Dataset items

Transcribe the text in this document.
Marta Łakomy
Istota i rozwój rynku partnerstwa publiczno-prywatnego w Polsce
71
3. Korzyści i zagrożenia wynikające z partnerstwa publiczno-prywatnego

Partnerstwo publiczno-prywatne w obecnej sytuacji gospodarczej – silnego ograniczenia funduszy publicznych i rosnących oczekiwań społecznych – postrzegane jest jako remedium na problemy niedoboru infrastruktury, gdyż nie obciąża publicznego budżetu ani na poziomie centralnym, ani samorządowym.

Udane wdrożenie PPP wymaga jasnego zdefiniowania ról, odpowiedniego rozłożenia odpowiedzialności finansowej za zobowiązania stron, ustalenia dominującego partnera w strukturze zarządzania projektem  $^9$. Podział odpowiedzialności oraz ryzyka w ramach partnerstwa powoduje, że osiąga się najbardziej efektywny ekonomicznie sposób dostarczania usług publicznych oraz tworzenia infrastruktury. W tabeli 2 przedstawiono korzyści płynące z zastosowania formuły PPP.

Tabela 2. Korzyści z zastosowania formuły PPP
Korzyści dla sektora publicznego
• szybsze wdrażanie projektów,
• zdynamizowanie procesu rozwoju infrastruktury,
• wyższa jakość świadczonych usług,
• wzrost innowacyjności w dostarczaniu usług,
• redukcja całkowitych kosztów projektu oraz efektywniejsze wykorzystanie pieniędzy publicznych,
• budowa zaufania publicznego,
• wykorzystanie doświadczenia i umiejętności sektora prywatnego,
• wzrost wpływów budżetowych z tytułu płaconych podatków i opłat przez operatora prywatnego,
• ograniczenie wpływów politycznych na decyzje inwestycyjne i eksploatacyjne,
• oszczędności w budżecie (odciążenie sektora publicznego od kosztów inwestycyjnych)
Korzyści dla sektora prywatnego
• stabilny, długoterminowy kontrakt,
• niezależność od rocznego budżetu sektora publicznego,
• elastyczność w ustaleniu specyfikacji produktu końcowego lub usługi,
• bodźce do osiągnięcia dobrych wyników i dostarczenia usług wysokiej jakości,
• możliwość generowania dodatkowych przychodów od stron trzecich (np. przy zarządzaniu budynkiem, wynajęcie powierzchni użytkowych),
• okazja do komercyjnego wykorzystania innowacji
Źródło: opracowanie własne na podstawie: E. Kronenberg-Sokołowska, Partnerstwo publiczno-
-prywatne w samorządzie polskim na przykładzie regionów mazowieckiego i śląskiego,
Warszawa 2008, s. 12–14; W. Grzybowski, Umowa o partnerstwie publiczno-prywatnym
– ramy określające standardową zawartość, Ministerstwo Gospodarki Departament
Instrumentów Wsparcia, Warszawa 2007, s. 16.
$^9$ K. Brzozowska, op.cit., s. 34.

### TASK
Collect the lines that hold "oraz".

### COMPLETE ANSWER
Udane wdrożenie PPP wymaga jasnego zdefiniowania ról, odpowiedniego rozłożenia odpowiedzialności finansowej za zobowiązania stron, ustalenia dominującego partnera w strukturze zarządzania projektem  $^9$. Podział odpowiedzialności oraz ryzyka w ramach partnerstwa powoduje, że osiąga się najbardziej efektywny ekonomicznie sposób dostarczania usług publicznych oraz tworzenia infrastruktury. W tabeli 2 przedstawiono korzyści płynące z zastosowania formuły PPP.
• redukcja całkowitych kosztów projektu oraz efektywniejsze wykorzystanie pieniędzy publicznych,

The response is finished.